▸ Source text:
** START **
To escape having to think about how I’d pay the rent or put food on my table, when the shop was empty (which was most of the day) I began to write. Well, that’s not accurate. I began to write when I was 7 years old. As early as the 4th grade Miss Collins, my teacher, was reading my short stories to the class or having me read them. I enjoyed that. I was as much a ham as writer. I was painfully shy at parties, but put me in front of a group with something that I cared greatly about, and I came to life (the same is still true).
I’d gone to college to major in writing. I enrolled in Journalism, but by the end of the first year I realized factual reporting wasn’t for me. I played with a Spanish major my sophomore year. Then, in my junior year, I signed up to take a Creative Writing class with Dr. Mildred Martin, who was the only woman faculty member I ever had. We made fun of her because she was an old maid (nothing much worse could be imagined for a woman) and didn’t have a great sense of humor (at least that we could discern). We thought she gave Dick Abbot As because he was so handsome. I ended up getting a B+. So, throwing my hands figuratively in the air, thinking I was a failure, I changed from a writing major to getting my B.A. in Drama.
The only writing I did after that Creative Writing class was two fold: I wrote term papers.In fact, I eventually got my Master’s degree because I wanted to write a thesis and knew I’d never do it on my own. The writing, outside of academia, that I did was in lined notebooks. When I was unhappy I filled notebook after notebook, scribbling my misery onto pages, because I could never confide my feelings to anyone else. My mother had taught me to smile no matter what I felt inside. And rather than have the misery, whatever it might have been at the time, tear me apart, I scribbled it onto pages in notebooks. I never reread it, just sort of vomited out the crap building inside me. I wrote in notebooks all my life just for me, as catharses. It was tantamount to a confessional, but I didn’t have to burden anyone else with it.
Anyhow, I’ve written all my life, in the closet, so to speak.
I taught Creative Writing for years, and my students could write circles around me. My husband wrote circles around me. My two daughters, neither of whom enjoys writing, write more poetically and powerfully than I ever can. I used to say to my husband, “Let’s write a novel. I’ll come up with the idea and you write it.” He wasn’t enthusiastic.
** END **
▸ Provided material:
** START **
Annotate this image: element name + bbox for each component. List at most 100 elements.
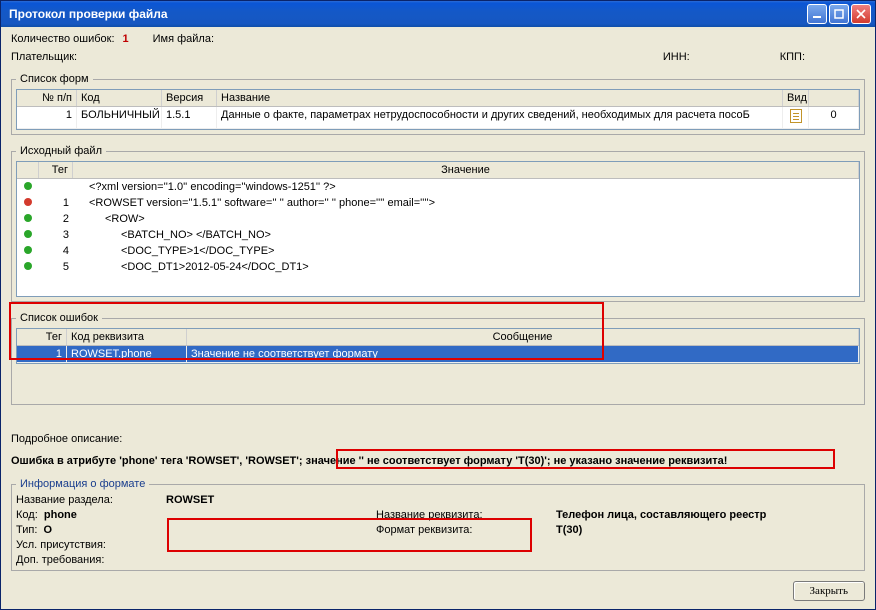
** END **
Summarize the text in two sentences. The data is not needed for this exercise.

The writer started writing at age 7, but after earning a B+ in a college Creative Writing class, switched from a writing major to a B.A. in Drama and afterward wrote mostly term papers and private notebooks filled with unhappiness. Although the writer has written all along and taught Creative Writing for years, the writer's students, husband, and two daughters all write better.